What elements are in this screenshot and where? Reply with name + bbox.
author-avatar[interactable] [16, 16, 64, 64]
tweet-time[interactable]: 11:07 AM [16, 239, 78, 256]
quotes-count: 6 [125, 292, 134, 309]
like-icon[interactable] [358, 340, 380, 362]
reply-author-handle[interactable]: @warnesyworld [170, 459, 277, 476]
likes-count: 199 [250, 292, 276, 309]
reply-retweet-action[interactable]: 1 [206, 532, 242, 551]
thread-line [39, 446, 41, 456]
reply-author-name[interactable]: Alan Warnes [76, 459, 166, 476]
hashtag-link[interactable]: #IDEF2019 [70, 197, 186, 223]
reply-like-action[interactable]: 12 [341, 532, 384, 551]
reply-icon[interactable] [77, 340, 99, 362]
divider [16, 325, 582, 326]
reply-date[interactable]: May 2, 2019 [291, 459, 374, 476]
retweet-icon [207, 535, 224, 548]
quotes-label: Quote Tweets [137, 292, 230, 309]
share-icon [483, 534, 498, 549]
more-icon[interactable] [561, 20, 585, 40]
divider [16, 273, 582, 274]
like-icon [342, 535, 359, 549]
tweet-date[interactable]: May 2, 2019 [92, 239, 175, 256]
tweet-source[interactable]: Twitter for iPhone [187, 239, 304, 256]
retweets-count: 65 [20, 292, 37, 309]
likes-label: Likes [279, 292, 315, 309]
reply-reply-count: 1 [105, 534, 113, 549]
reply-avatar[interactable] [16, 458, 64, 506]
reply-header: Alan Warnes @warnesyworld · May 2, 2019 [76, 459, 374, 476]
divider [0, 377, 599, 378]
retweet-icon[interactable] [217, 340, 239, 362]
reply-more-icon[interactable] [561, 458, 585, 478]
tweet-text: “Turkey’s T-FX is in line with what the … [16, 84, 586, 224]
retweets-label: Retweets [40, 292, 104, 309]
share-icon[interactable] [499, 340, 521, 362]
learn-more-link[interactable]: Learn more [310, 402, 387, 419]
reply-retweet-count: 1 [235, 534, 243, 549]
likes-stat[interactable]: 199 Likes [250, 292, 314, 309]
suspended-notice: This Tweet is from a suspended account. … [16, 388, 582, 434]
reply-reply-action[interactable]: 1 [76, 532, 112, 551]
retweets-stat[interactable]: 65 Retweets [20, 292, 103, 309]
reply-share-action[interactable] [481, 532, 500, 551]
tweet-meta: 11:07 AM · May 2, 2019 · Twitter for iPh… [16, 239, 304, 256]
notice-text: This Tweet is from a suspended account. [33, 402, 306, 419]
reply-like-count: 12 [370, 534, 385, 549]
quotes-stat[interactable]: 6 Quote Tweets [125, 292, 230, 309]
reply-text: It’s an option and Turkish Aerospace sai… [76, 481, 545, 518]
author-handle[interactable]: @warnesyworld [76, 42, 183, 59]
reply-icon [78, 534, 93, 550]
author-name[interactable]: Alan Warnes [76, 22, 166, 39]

§ §

» Given exercise: Rewrite the rows above, putting "separator" wherever "divider" appears and leaving everything else as it is.

» Full output:
What elements are in this screenshot and where? Reply with name + bbox.
author-avatar[interactable] [16, 16, 64, 64]
tweet-time[interactable]: 11:07 AM [16, 239, 78, 256]
quotes-count: 6 [125, 292, 134, 309]
like-icon[interactable] [358, 340, 380, 362]
reply-author-handle[interactable]: @warnesyworld [170, 459, 277, 476]
likes-count: 199 [250, 292, 276, 309]
reply-retweet-action[interactable]: 1 [206, 532, 242, 551]
thread-line [39, 446, 41, 456]
reply-author-name[interactable]: Alan Warnes [76, 459, 166, 476]
hashtag-link[interactable]: #IDEF2019 [70, 197, 186, 223]
reply-like-action[interactable]: 12 [341, 532, 384, 551]
reply-icon[interactable] [77, 340, 99, 362]
separator [16, 325, 582, 326]
reply-date[interactable]: May 2, 2019 [291, 459, 374, 476]
retweet-icon [207, 535, 224, 548]
quotes-label: Quote Tweets [137, 292, 230, 309]
share-icon [483, 534, 498, 549]
more-icon[interactable] [561, 20, 585, 40]
separator [16, 273, 582, 274]
like-icon [342, 535, 359, 549]
tweet-date[interactable]: May 2, 2019 [92, 239, 175, 256]
tweet-source[interactable]: Twitter for iPhone [187, 239, 304, 256]
retweets-count: 65 [20, 292, 37, 309]
likes-label: Likes [279, 292, 315, 309]
reply-reply-count: 1 [105, 534, 113, 549]
reply-avatar[interactable] [16, 458, 64, 506]
reply-header: Alan Warnes @warnesyworld · May 2, 2019 [76, 459, 374, 476]
separator [0, 377, 599, 378]
retweet-icon[interactable] [217, 340, 239, 362]
reply-more-icon[interactable] [561, 458, 585, 478]
tweet-text: “Turkey’s T-FX is in line with what the … [16, 84, 586, 224]
retweets-label: Retweets [40, 292, 104, 309]
share-icon[interactable] [499, 340, 521, 362]
learn-more-link[interactable]: Learn more [310, 402, 387, 419]
reply-retweet-count: 1 [235, 534, 243, 549]
likes-stat[interactable]: 199 Likes [250, 292, 314, 309]
suspended-notice: This Tweet is from a suspended account. … [16, 388, 582, 434]
reply-reply-action[interactable]: 1 [76, 532, 112, 551]
retweets-stat[interactable]: 65 Retweets [20, 292, 103, 309]
reply-share-action[interactable] [481, 532, 500, 551]
tweet-meta: 11:07 AM · May 2, 2019 · Twitter for iPh… [16, 239, 304, 256]
notice-text: This Tweet is from a suspended account. [33, 402, 306, 419]
reply-like-count: 12 [370, 534, 385, 549]
quotes-stat[interactable]: 6 Quote Tweets [125, 292, 230, 309]
reply-text: It’s an option and Turkish Aerospace sai… [76, 481, 545, 518]
author-handle[interactable]: @warnesyworld [76, 42, 183, 59]
reply-icon [78, 534, 93, 550]
author-name[interactable]: Alan Warnes [76, 22, 166, 39]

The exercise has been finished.